Instructions for the task: Write out the material below again, unchanged.

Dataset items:
* Start *
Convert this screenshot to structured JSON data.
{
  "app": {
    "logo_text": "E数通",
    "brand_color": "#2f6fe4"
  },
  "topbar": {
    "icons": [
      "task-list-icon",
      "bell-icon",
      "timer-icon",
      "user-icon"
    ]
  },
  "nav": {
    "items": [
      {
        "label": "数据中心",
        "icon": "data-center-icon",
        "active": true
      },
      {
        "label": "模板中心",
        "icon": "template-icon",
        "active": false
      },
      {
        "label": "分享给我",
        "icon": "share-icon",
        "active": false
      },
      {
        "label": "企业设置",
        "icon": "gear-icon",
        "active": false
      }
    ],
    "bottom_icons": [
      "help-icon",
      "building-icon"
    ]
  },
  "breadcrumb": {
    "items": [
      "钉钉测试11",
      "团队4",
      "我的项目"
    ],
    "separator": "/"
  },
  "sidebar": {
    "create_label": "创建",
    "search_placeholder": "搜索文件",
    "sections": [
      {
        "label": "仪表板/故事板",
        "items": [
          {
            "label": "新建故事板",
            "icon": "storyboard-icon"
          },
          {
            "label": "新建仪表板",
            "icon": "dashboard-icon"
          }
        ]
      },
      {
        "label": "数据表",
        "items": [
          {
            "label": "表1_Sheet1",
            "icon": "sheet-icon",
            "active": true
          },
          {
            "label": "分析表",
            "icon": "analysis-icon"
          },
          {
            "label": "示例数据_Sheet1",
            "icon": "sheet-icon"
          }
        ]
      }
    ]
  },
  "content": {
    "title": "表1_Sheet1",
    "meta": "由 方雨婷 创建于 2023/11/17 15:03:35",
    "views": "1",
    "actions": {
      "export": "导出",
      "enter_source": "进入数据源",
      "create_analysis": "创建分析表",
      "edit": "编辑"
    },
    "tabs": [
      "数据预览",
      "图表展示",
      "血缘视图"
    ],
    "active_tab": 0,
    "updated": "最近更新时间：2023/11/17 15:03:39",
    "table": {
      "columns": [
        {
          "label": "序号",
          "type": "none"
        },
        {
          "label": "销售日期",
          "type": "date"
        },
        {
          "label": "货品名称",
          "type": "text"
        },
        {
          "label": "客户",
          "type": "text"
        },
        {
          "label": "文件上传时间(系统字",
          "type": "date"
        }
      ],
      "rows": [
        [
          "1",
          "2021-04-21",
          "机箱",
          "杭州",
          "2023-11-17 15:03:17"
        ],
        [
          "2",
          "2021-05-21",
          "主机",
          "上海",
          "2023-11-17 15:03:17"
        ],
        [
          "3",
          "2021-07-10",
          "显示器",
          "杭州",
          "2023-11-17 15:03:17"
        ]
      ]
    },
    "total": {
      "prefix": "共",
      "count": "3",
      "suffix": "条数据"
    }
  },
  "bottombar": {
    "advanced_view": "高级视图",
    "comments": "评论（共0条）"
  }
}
* End *
Result for this task:
Convert this screenshot to structured JSON data.
{
  "app": {
    "logo_text": "E数通",
    "brand_color": "#2f6fe4"
  },
  "topbar": {
    "icons": [
      "task-list-icon",
      "bell-icon",
      "timer-icon",
      "user-icon"
    ]
  },
  "nav": {
    "items": [
      {
        "label": "数据中心",
        "icon": "data-center-icon",
        "active": true
      },
      {
        "label": "模板中心",
        "icon": "template-icon",
        "active": false
      },
      {
        "label": "分享给我",
        "icon": "share-icon",
        "active": false
      },
      {
        "label": "企业设置",
        "icon": "gear-icon",
        "active": false
      }
    ],
    "bottom_icons": [
      "help-icon",
      "building-icon"
    ]
  },
  "breadcrumb": {
    "items": [
      "钉钉测试11",
      "团队4",
      "我的项目"
    ],
    "separator": "/"
  },
  "sidebar": {
    "create_label": "创建",
    "search_placeholder": "搜索文件",
    "sections": [
      {
        "label": "仪表板/故事板",
        "items": [
          {
            "label": "新建故事板",
            "icon": "storyboard-icon"
          },
          {
            "label": "新建仪表板",
            "icon": "dashboard-icon"
          }
        ]
      },
      {
        "label": "数据表",
        "items": [
          {
            "label": "表1_Sheet1",
            "icon": "sheet-icon",
            "active": true
          },
          {
            "label": "分析表",
            "icon": "analysis-icon"
          },
          {
            "label": "示例数据_Sheet1",
            "icon": "sheet-icon"
          }
        ]
      }
    ]
  },
  "content": {
    "title": "表1_Sheet1",
    "meta": "由 方雨婷 创建于 2023/11/17 15:03:35",
    "views": "1",
    "actions": {
      "export": "导出",
      "enter_source": "进入数据源",
      "create_analysis": "创建分析表",
      "edit": "编辑"
    },
    "tabs": [
      "数据预览",
      "图表展示",
      "血缘视图"
    ],
    "active_tab": 0,
    "updated": "最近更新时间：2023/11/17 15:03:39",
    "table": {
      "columns": [
        {
          "label": "序号",
          "type": "none"
        },
        {
          "label": "销售日期",
          "type": "date"
        },
        {
          "label": "货品名称",
          "type": "text"
        },
        {
          "label": "客户",
          "type": "text"
        },
        {
          "label": "文件上传时间(系统字",
          "type": "date"
        }
      ],
      "rows": [
        [
          "1",
          "2021-04-21",
          "机箱",
          "杭州",
          "2023-11-17 15:03:17"
        ],
        [
          "2",
          "2021-05-21",
          "主机",
          "上海",
          "2023-11-17 15:03:17"
        ],
        [
          "3",
          "2021-07-10",
          "显示器",
          "杭州",
          "2023-11-17 15:03:17"
        ]
      ]
    },
    "total": {
      "prefix": "共",
      "count": "3",
      "suffix": "条数据"
    }
  },
  "bottombar": {
    "advanced_view": "高级视图",
    "comments": "评论（共0条）"
  }
}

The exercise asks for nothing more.